** start of RECORDS **
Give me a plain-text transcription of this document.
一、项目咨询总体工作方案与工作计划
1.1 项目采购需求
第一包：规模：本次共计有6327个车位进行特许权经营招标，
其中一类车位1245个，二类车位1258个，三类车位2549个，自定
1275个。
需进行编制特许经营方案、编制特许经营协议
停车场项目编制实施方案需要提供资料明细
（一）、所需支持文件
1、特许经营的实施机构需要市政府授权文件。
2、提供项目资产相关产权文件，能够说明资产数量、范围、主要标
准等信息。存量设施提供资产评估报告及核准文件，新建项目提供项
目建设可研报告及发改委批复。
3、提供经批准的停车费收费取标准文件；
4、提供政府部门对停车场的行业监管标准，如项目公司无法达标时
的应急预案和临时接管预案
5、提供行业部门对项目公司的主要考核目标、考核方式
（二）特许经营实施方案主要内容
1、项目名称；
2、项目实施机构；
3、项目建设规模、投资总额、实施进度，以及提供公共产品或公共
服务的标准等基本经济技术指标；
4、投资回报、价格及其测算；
** end of RECORDS **
WRITTEN REQUEST =
Recopy the whole listing exactly.

TASK RESPONSE =
Give me a plain-text transcription of this document.
一、项目咨询总体工作方案与工作计划
1.1 项目采购需求
第一包：规模：本次共计有6327个车位进行特许权经营招标，
其中一类车位1245个，二类车位1258个，三类车位2549个，自定
1275个。
需进行编制特许经营方案、编制特许经营协议
停车场项目编制实施方案需要提供资料明细
（一）、所需支持文件
1、特许经营的实施机构需要市政府授权文件。
2、提供项目资产相关产权文件，能够说明资产数量、范围、主要标
准等信息。存量设施提供资产评估报告及核准文件，新建项目提供项
目建设可研报告及发改委批复。
3、提供经批准的停车费收费取标准文件；
4、提供政府部门对停车场的行业监管标准，如项目公司无法达标时
的应急预案和临时接管预案
5、提供行业部门对项目公司的主要考核目标、考核方式
（二）特许经营实施方案主要内容
1、项目名称；
2、项目实施机构；
3、项目建设规模、投资总额、实施进度，以及提供公共产品或公共
服务的标准等基本经济技术指标；
4、投资回报、价格及其测算；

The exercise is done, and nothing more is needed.